Stated problem: Write every record out again exactly as given.

Material:
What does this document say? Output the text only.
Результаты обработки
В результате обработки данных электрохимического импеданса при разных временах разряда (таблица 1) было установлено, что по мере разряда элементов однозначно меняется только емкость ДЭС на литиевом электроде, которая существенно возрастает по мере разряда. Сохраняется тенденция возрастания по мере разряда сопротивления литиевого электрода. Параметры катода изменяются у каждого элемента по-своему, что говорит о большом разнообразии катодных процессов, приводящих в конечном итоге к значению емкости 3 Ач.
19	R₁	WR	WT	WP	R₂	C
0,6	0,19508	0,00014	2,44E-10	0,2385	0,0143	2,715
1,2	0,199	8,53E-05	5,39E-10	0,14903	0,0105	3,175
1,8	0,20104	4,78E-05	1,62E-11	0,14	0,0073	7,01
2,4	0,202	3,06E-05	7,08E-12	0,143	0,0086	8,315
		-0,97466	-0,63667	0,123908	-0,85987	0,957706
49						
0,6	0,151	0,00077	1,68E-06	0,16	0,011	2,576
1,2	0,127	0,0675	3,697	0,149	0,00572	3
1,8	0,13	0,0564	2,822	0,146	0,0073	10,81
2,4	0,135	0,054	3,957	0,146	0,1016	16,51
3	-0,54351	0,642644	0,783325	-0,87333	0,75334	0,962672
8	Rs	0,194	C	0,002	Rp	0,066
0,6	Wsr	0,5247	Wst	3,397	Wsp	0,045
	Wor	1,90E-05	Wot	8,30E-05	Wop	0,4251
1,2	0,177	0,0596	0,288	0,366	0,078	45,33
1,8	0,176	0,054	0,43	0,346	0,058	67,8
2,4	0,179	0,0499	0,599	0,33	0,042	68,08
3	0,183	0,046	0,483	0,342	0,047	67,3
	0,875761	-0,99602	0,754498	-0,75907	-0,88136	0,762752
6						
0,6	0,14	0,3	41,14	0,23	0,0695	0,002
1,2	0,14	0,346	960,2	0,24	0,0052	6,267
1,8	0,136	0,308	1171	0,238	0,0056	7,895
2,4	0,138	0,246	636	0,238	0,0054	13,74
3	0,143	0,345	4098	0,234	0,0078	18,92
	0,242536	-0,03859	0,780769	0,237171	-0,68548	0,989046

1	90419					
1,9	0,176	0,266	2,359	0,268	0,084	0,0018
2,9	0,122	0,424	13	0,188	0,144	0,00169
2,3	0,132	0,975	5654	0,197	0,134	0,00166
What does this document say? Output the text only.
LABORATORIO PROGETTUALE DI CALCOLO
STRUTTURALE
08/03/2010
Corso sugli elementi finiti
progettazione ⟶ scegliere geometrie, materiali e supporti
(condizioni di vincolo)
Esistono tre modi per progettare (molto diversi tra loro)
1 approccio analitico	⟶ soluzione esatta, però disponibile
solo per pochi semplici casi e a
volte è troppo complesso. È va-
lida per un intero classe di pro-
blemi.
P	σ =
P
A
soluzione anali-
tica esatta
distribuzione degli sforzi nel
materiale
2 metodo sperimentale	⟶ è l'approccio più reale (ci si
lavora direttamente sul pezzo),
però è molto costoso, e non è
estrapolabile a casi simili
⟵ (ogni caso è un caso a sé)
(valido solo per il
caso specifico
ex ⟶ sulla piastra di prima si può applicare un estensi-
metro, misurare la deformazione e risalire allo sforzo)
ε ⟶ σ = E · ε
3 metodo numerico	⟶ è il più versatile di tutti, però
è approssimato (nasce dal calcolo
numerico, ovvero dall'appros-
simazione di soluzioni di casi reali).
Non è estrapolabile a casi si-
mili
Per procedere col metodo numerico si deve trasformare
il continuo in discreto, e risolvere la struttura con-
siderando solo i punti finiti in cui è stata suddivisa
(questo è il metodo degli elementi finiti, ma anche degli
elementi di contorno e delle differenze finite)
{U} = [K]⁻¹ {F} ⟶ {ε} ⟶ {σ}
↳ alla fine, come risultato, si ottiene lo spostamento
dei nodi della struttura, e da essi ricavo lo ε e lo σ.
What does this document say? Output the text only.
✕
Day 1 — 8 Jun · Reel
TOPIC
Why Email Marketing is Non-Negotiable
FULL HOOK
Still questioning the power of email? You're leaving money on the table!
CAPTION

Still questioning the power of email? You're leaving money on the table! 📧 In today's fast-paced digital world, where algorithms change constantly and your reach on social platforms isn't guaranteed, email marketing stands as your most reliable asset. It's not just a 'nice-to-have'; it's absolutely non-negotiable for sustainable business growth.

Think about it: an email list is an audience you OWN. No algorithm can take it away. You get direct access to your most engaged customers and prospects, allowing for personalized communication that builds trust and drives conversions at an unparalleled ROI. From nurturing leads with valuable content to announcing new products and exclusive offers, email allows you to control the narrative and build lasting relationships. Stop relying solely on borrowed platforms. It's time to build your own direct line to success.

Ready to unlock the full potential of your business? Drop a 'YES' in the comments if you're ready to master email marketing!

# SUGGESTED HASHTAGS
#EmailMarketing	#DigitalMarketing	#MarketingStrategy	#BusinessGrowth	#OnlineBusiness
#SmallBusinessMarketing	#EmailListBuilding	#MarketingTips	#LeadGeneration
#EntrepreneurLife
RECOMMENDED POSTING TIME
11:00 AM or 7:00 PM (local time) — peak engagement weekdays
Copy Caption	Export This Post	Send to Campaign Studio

Complete output:
What does this document say? Output the text only.
Результаты обработки
В результате обработки данных электрохимического импеданса при разных временах разряда (таблица 1) было установлено, что по мере разряда элементов однозначно меняется только емкость ДЭС на литиевом электроде, которая существенно возрастает по мере разряда. Сохраняется тенденция возрастания по мере разряда сопротивления литиевого электрода. Параметры катода изменяются у каждого элемента по-своему, что говорит о большом разнообразии катодных процессов, приводящих в конечном итоге к значению емкости 3 Ач.
19	R₁	WR	WT	WP	R₂	C
0,6	0,19508	0,00014	2,44E-10	0,2385	0,0143	2,715
1,2	0,199	8,53E-05	5,39E-10	0,14903	0,0105	3,175
1,8	0,20104	4,78E-05	1,62E-11	0,14	0,0073	7,01
2,4	0,202	3,06E-05	7,08E-12	0,143	0,0086	8,315
		-0,97466	-0,63667	0,123908	-0,85987	0,957706
49						
0,6	0,151	0,00077	1,68E-06	0,16	0,011	2,576
1,2	0,127	0,0675	3,697	0,149	0,00572	3
1,8	0,13	0,0564	2,822	0,146	0,0073	10,81
2,4	0,135	0,054	3,957	0,146	0,1016	16,51
3	-0,54351	0,642644	0,783325	-0,87333	0,75334	0,962672
8	Rs	0,194	C	0,002	Rp	0,066
0,6	Wsr	0,5247	Wst	3,397	Wsp	0,045
	Wor	1,90E-05	Wot	8,30E-05	Wop	0,4251
1,2	0,177	0,0596	0,288	0,366	0,078	45,33
1,8	0,176	0,054	0,43	0,346	0,058	67,8
2,4	0,179	0,0499	0,599	0,33	0,042	68,08
3	0,183	0,046	0,483	0,342	0,047	67,3
	0,875761	-0,99602	0,754498	-0,75907	-0,88136	0,762752
6						
0,6	0,14	0,3	41,14	0,23	0,0695	0,002
1,2	0,14	0,346	960,2	0,24	0,0052	6,267
1,8	0,136	0,308	1171	0,238	0,0056	7,895
2,4	0,138	0,246	636	0,238	0,0054	13,74
3	0,143	0,345	4098	0,234	0,0078	18,92
	0,242536	-0,03859	0,780769	0,237171	-0,68548	0,989046

1	90419					
1,9	0,176	0,266	2,359	0,268	0,084	0,0018
2,9	0,122	0,424	13	0,188	0,144	0,00169
2,3	0,132	0,975	5654	0,197	0,134	0,00166
What does this document say? Output the text only.
LABORATORIO PROGETTUALE DI CALCOLO
STRUTTURALE
08/03/2010
Corso sugli elementi finiti
progettazione ⟶ scegliere geometrie, materiali e supporti
(condizioni di vincolo)
Esistono tre modi per progettare (molto diversi tra loro)
1 approccio analitico	⟶ soluzione esatta, però disponibile
solo per pochi semplici casi e a
volte è troppo complesso. È va-
lida per un intero classe di pro-
blemi.
P	σ =
P
A
soluzione anali-
tica esatta
distribuzione degli sforzi nel
materiale
2 metodo sperimentale	⟶ è l'approccio più reale (ci si
lavora direttamente sul pezzo),
però è molto costoso, e non è
estrapolabile a casi simili
⟵ (ogni caso è un caso a sé)
(valido solo per il
caso specifico
ex ⟶ sulla piastra di prima si può applicare un estensi-
metro, misurare la deformazione e risalire allo sforzo)
ε ⟶ σ = E · ε
3 metodo numerico	⟶ è il più versatile di tutti, però
è approssimato (nasce dal calcolo
numerico, ovvero dall'appros-
simazione di soluzioni di casi reali).
Non è estrapolabile a casi si-
mili
Per procedere col metodo numerico si deve trasformare
il continuo in discreto, e risolvere la struttura con-
siderando solo i punti finiti in cui è stata suddivisa
(questo è il metodo degli elementi finiti, ma anche degli
elementi di contorno e delle differenze finite)
{U} = [K]⁻¹ {F} ⟶ {ε} ⟶ {σ}
↳ alla fine, come risultato, si ottiene lo spostamento
dei nodi della struttura, e da essi ricavo lo ε e lo σ.
What does this document say? Output the text only.
✕
Day 1 — 8 Jun · Reel
TOPIC
Why Email Marketing is Non-Negotiable
FULL HOOK
Still questioning the power of email? You're leaving money on the table!
CAPTION

Still questioning the power of email? You're leaving money on the table! 📧 In today's fast-paced digital world, where algorithms change constantly and your reach on social platforms isn't guaranteed, email marketing stands as your most reliable asset. It's not just a 'nice-to-have'; it's absolutely non-negotiable for sustainable business growth.

Think about it: an email list is an audience you OWN. No algorithm can take it away. You get direct access to your most engaged customers and prospects, allowing for personalized communication that builds trust and drives conversions at an unparalleled ROI. From nurturing leads with valuable content to announcing new products and exclusive offers, email allows you to control the narrative and build lasting relationships. Stop relying solely on borrowed platforms. It's time to build your own direct line to success.

Ready to unlock the full potential of your business? Drop a 'YES' in the comments if you're ready to master email marketing!

# SUGGESTED HASHTAGS
#EmailMarketing	#DigitalMarketing	#MarketingStrategy	#BusinessGrowth	#OnlineBusiness
#SmallBusinessMarketing	#EmailListBuilding	#MarketingTips	#LeadGeneration
#EntrepreneurLife
RECOMMENDED POSTING TIME
11:00 AM or 7:00 PM (local time) — peak engagement weekdays
Copy Caption	Export This Post	Send to Campaign Studio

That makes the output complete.